The task: Starting at the line that holds "What data was", restate every line word for word up to and including the last one in the listing below, and omit all pictures.

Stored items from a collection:
· · ·

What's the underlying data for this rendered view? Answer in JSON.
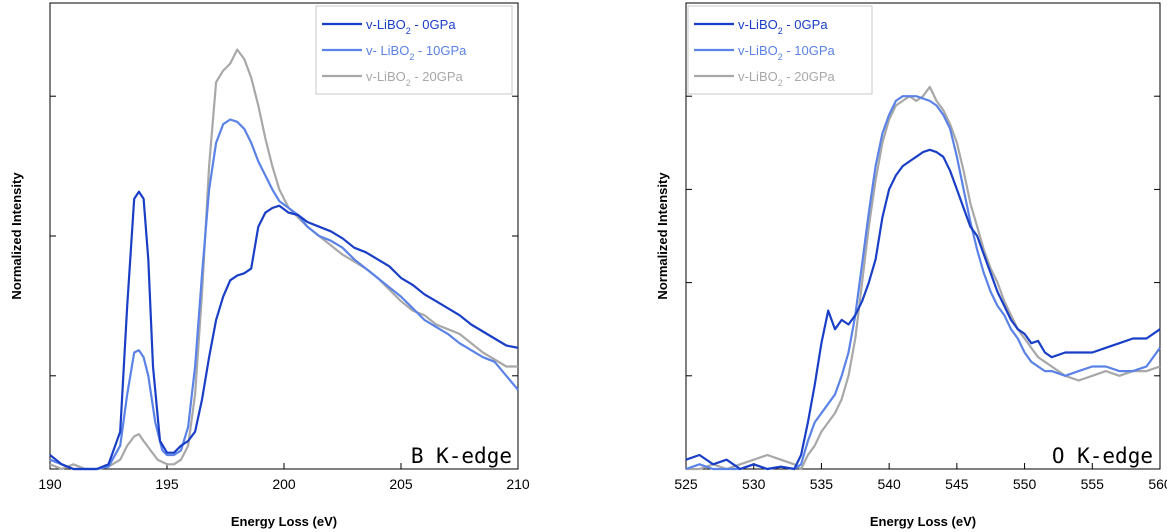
{
  "chart_data": [
    {
      "type": "line",
      "title": "",
      "annotation": "B K-edge",
      "xlabel": "Energy Loss (eV)",
      "ylabel": "Normalized Intensity",
      "xlim": [
        190,
        210
      ],
      "ylim": [
        0,
        1.0
      ],
      "xticks": [
        190,
        195,
        200,
        205,
        210
      ],
      "yticks": [
        0.2,
        0.5,
        0.8
      ],
      "grid": false,
      "legend_position": "top-right",
      "series": [
        {
          "name_main": "v-LiBO",
          "name_sub": "2",
          "name_suffix": " - 0GPa",
          "color": "#1a3fc7",
          "x": [
            190.0,
            190.5,
            191.0,
            191.5,
            192.0,
            192.5,
            193.0,
            193.3,
            193.6,
            193.8,
            194.0,
            194.2,
            194.4,
            194.7,
            195.0,
            195.3,
            195.6,
            195.9,
            196.2,
            196.5,
            196.8,
            197.1,
            197.4,
            197.7,
            198.0,
            198.3,
            198.6,
            198.9,
            199.2,
            199.5,
            199.8,
            200.2,
            200.6,
            201.0,
            201.5,
            202.0,
            202.5,
            203.0,
            203.5,
            204.0,
            204.5,
            205.0,
            205.5,
            206.0,
            206.5,
            207.0,
            207.5,
            208.0,
            208.5,
            209.0,
            209.5,
            210.0
          ],
          "y": [
            0.03,
            0.01,
            0.0,
            0.0,
            0.0,
            0.01,
            0.08,
            0.35,
            0.58,
            0.595,
            0.58,
            0.45,
            0.22,
            0.06,
            0.035,
            0.035,
            0.05,
            0.06,
            0.08,
            0.15,
            0.24,
            0.32,
            0.37,
            0.405,
            0.415,
            0.42,
            0.43,
            0.52,
            0.55,
            0.56,
            0.565,
            0.55,
            0.545,
            0.53,
            0.52,
            0.51,
            0.495,
            0.475,
            0.465,
            0.45,
            0.435,
            0.41,
            0.395,
            0.375,
            0.36,
            0.345,
            0.33,
            0.31,
            0.295,
            0.28,
            0.265,
            0.26
          ]
        },
        {
          "name_main": "v- LiBO",
          "name_sub": "2",
          "name_suffix": " - 10GPa",
          "color": "#5b82e6",
          "x": [
            190.0,
            190.5,
            191.0,
            191.5,
            192.0,
            192.5,
            193.0,
            193.3,
            193.6,
            193.8,
            194.0,
            194.2,
            194.5,
            194.8,
            195.0,
            195.3,
            195.6,
            195.9,
            196.2,
            196.5,
            196.8,
            197.1,
            197.4,
            197.7,
            198.0,
            198.3,
            198.6,
            198.9,
            199.2,
            199.5,
            199.8,
            200.2,
            200.6,
            201.0,
            201.5,
            202.0,
            202.5,
            203.0,
            203.5,
            204.0,
            204.5,
            205.0,
            205.5,
            206.0,
            206.5,
            207.0,
            207.5,
            208.0,
            208.5,
            209.0,
            209.5,
            210.0
          ],
          "y": [
            0.02,
            0.01,
            0.0,
            0.0,
            0.0,
            0.005,
            0.05,
            0.16,
            0.25,
            0.255,
            0.24,
            0.2,
            0.1,
            0.04,
            0.03,
            0.03,
            0.04,
            0.09,
            0.22,
            0.42,
            0.6,
            0.7,
            0.74,
            0.75,
            0.745,
            0.73,
            0.7,
            0.66,
            0.63,
            0.6,
            0.575,
            0.56,
            0.545,
            0.52,
            0.5,
            0.49,
            0.475,
            0.45,
            0.43,
            0.41,
            0.39,
            0.37,
            0.345,
            0.32,
            0.305,
            0.29,
            0.27,
            0.255,
            0.24,
            0.23,
            0.2,
            0.17
          ]
        },
        {
          "name_main": "v-LiBO",
          "name_sub": "2",
          "name_suffix": " - 20GPa",
          "color": "#a8a8a8",
          "x": [
            190.0,
            190.5,
            191.0,
            191.5,
            192.0,
            192.5,
            193.0,
            193.3,
            193.6,
            193.8,
            194.0,
            194.3,
            194.6,
            195.0,
            195.3,
            195.6,
            195.9,
            196.2,
            196.5,
            196.8,
            197.1,
            197.4,
            197.7,
            198.0,
            198.3,
            198.6,
            198.9,
            199.2,
            199.5,
            199.8,
            200.2,
            200.6,
            201.0,
            201.5,
            202.0,
            202.5,
            203.0,
            203.5,
            204.0,
            204.5,
            205.0,
            205.5,
            206.0,
            206.5,
            207.0,
            207.5,
            208.0,
            208.5,
            209.0,
            209.5,
            210.0
          ],
          "y": [
            0.01,
            0.0,
            0.01,
            0.0,
            0.0,
            0.005,
            0.02,
            0.05,
            0.07,
            0.075,
            0.06,
            0.04,
            0.02,
            0.01,
            0.01,
            0.02,
            0.05,
            0.16,
            0.38,
            0.65,
            0.83,
            0.855,
            0.87,
            0.9,
            0.88,
            0.84,
            0.78,
            0.71,
            0.65,
            0.6,
            0.56,
            0.54,
            0.52,
            0.5,
            0.48,
            0.46,
            0.445,
            0.43,
            0.41,
            0.385,
            0.36,
            0.34,
            0.33,
            0.31,
            0.3,
            0.29,
            0.27,
            0.25,
            0.235,
            0.22,
            0.22
          ]
        }
      ]
    },
    {
      "type": "line",
      "title": "",
      "annotation": "O K-edge",
      "xlabel": "Energy Loss (eV)",
      "ylabel": "Normalized Intensity",
      "xlim": [
        525,
        560
      ],
      "ylim": [
        0,
        1.0
      ],
      "xticks": [
        525,
        530,
        535,
        540,
        545,
        550,
        555,
        560
      ],
      "xtick_labels": [
        "525",
        "530",
        "535",
        "540",
        "545",
        "550",
        "555",
        "560"
      ],
      "yticks": [
        0.2,
        0.4,
        0.6,
        0.8
      ],
      "grid": false,
      "legend_position": "top-left",
      "series": [
        {
          "name_main": "v-LiBO",
          "name_sub": "2",
          "name_suffix": " - 0GPa",
          "color": "#1a3fc7",
          "x": [
            525,
            526,
            527,
            528,
            529,
            530,
            531,
            532,
            533,
            533.5,
            534,
            534.5,
            535,
            535.5,
            536,
            536.5,
            537,
            537.5,
            538,
            538.5,
            539,
            539.5,
            540,
            540.5,
            541,
            541.5,
            542,
            542.5,
            543,
            543.5,
            544,
            544.5,
            545,
            545.5,
            546,
            546.5,
            547,
            547.5,
            548,
            548.5,
            549,
            549.5,
            550,
            550.5,
            551,
            551.5,
            552,
            553,
            554,
            555,
            556,
            557,
            558,
            559,
            560
          ],
          "y": [
            0.02,
            0.03,
            0.01,
            0.02,
            0.0,
            0.01,
            0.0,
            0.005,
            0.0,
            0.03,
            0.1,
            0.18,
            0.27,
            0.34,
            0.3,
            0.32,
            0.31,
            0.33,
            0.36,
            0.4,
            0.45,
            0.54,
            0.6,
            0.63,
            0.65,
            0.66,
            0.67,
            0.68,
            0.685,
            0.68,
            0.67,
            0.64,
            0.6,
            0.56,
            0.52,
            0.5,
            0.46,
            0.42,
            0.38,
            0.35,
            0.32,
            0.3,
            0.29,
            0.27,
            0.275,
            0.25,
            0.24,
            0.25,
            0.25,
            0.25,
            0.26,
            0.27,
            0.28,
            0.28,
            0.3
          ]
        },
        {
          "name_main": "v-LiBO",
          "name_sub": "2",
          "name_suffix": " - 10GPa",
          "color": "#5b82e6",
          "x": [
            525,
            526,
            527,
            528,
            529,
            530,
            531,
            532,
            533,
            533.5,
            534,
            534.5,
            535,
            535.5,
            536,
            536.5,
            537,
            537.5,
            538,
            538.5,
            539,
            539.5,
            540,
            540.5,
            541,
            541.5,
            542,
            542.5,
            543,
            543.5,
            544,
            544.5,
            545,
            545.5,
            546,
            546.5,
            547,
            547.5,
            548,
            548.5,
            549,
            549.5,
            550,
            550.5,
            551,
            551.5,
            552,
            553,
            554,
            555,
            556,
            557,
            558,
            559,
            560
          ],
          "y": [
            0.0,
            0.01,
            0.0,
            0.0,
            0.0,
            0.01,
            0.0,
            0.005,
            0.0,
            0.01,
            0.06,
            0.1,
            0.12,
            0.14,
            0.16,
            0.2,
            0.25,
            0.33,
            0.44,
            0.55,
            0.65,
            0.72,
            0.76,
            0.79,
            0.8,
            0.8,
            0.8,
            0.795,
            0.79,
            0.78,
            0.76,
            0.73,
            0.67,
            0.6,
            0.53,
            0.47,
            0.42,
            0.38,
            0.35,
            0.33,
            0.3,
            0.28,
            0.25,
            0.23,
            0.22,
            0.21,
            0.21,
            0.2,
            0.21,
            0.22,
            0.22,
            0.21,
            0.21,
            0.22,
            0.26
          ]
        },
        {
          "name_main": "v-LiBO",
          "name_sub": "2",
          "name_suffix": " - 20GPa",
          "color": "#a8a8a8",
          "x": [
            525,
            526,
            527,
            528,
            529,
            530,
            531,
            532,
            533,
            533.5,
            534,
            534.5,
            535,
            535.5,
            536,
            536.5,
            537,
            537.5,
            538,
            538.5,
            539,
            539.5,
            540,
            540.5,
            541,
            541.5,
            542,
            542.5,
            543,
            543.5,
            544,
            544.5,
            545,
            545.5,
            546,
            546.5,
            547,
            547.5,
            548,
            548.5,
            549,
            549.5,
            550,
            550.5,
            551,
            551.5,
            552,
            553,
            554,
            555,
            556,
            557,
            558,
            559,
            560
          ],
          "y": [
            0.0,
            0.0,
            0.01,
            0.0,
            0.01,
            0.02,
            0.03,
            0.02,
            0.01,
            0.0,
            0.03,
            0.05,
            0.08,
            0.1,
            0.12,
            0.15,
            0.2,
            0.28,
            0.4,
            0.52,
            0.62,
            0.7,
            0.75,
            0.78,
            0.79,
            0.8,
            0.79,
            0.8,
            0.82,
            0.79,
            0.77,
            0.74,
            0.7,
            0.64,
            0.57,
            0.52,
            0.47,
            0.43,
            0.4,
            0.36,
            0.33,
            0.3,
            0.28,
            0.26,
            0.24,
            0.23,
            0.22,
            0.2,
            0.19,
            0.2,
            0.21,
            0.2,
            0.21,
            0.21,
            0.22
          ]
        }
      ]
    }
  ]
}
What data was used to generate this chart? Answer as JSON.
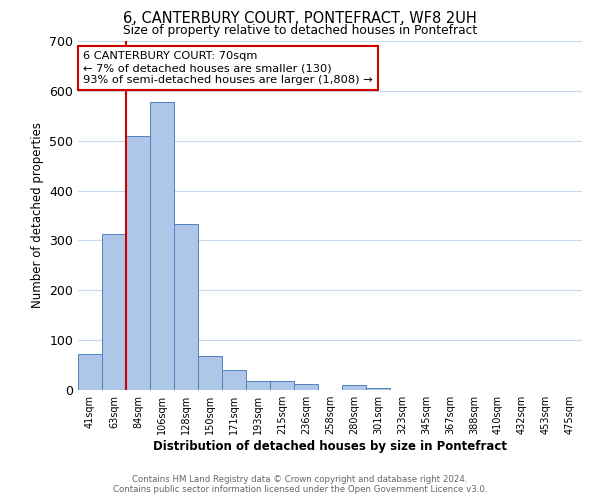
{
  "title": "6, CANTERBURY COURT, PONTEFRACT, WF8 2UH",
  "subtitle": "Size of property relative to detached houses in Pontefract",
  "xlabel": "Distribution of detached houses by size in Pontefract",
  "ylabel": "Number of detached properties",
  "bar_labels": [
    "41sqm",
    "63sqm",
    "84sqm",
    "106sqm",
    "128sqm",
    "150sqm",
    "171sqm",
    "193sqm",
    "215sqm",
    "236sqm",
    "258sqm",
    "280sqm",
    "301sqm",
    "323sqm",
    "345sqm",
    "367sqm",
    "388sqm",
    "410sqm",
    "432sqm",
    "453sqm",
    "475sqm"
  ],
  "bar_values": [
    72,
    312,
    510,
    578,
    332,
    68,
    40,
    19,
    19,
    12,
    0,
    10,
    5,
    0,
    0,
    0,
    0,
    0,
    0,
    0,
    0
  ],
  "bar_color": "#aec6e8",
  "bar_edgecolor": "#5080c0",
  "ylim": [
    0,
    700
  ],
  "yticks": [
    0,
    100,
    200,
    300,
    400,
    500,
    600,
    700
  ],
  "property_line_bin": 1,
  "property_line_color": "#cc0000",
  "annotation_text": "6 CANTERBURY COURT: 70sqm\n← 7% of detached houses are smaller (130)\n93% of semi-detached houses are larger (1,808) →",
  "annotation_box_color": "#ffffff",
  "annotation_box_edgecolor": "#cc0000",
  "footer_line1": "Contains HM Land Registry data © Crown copyright and database right 2024.",
  "footer_line2": "Contains public sector information licensed under the Open Government Licence v3.0.",
  "background_color": "#ffffff",
  "grid_color": "#c8d8ec"
}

· · ·

Answer for the task:
What data was used to generate this chart? Answer as JSON.
{
  "title": "6, CANTERBURY COURT, PONTEFRACT, WF8 2UH",
  "subtitle": "Size of property relative to detached houses in Pontefract",
  "xlabel": "Distribution of detached houses by size in Pontefract",
  "ylabel": "Number of detached properties",
  "bar_labels": [
    "41sqm",
    "63sqm",
    "84sqm",
    "106sqm",
    "128sqm",
    "150sqm",
    "171sqm",
    "193sqm",
    "215sqm",
    "236sqm",
    "258sqm",
    "280sqm",
    "301sqm",
    "323sqm",
    "345sqm",
    "367sqm",
    "388sqm",
    "410sqm",
    "432sqm",
    "453sqm",
    "475sqm"
  ],
  "bar_values": [
    72,
    312,
    510,
    578,
    332,
    68,
    40,
    19,
    19,
    12,
    0,
    10,
    5,
    0,
    0,
    0,
    0,
    0,
    0,
    0,
    0
  ],
  "bar_color": "#aec6e8",
  "bar_edgecolor": "#5080c0",
  "ylim": [
    0,
    700
  ],
  "yticks": [
    0,
    100,
    200,
    300,
    400,
    500,
    600,
    700
  ],
  "property_line_bin": 1,
  "property_line_color": "#cc0000",
  "annotation_text": "6 CANTERBURY COURT: 70sqm\n← 7% of detached houses are smaller (130)\n93% of semi-detached houses are larger (1,808) →",
  "annotation_box_color": "#ffffff",
  "annotation_box_edgecolor": "#cc0000",
  "footer_line1": "Contains HM Land Registry data © Crown copyright and database right 2024.",
  "footer_line2": "Contains public sector information licensed under the Open Government Licence v3.0.",
  "background_color": "#ffffff",
  "grid_color": "#c8d8ec"
}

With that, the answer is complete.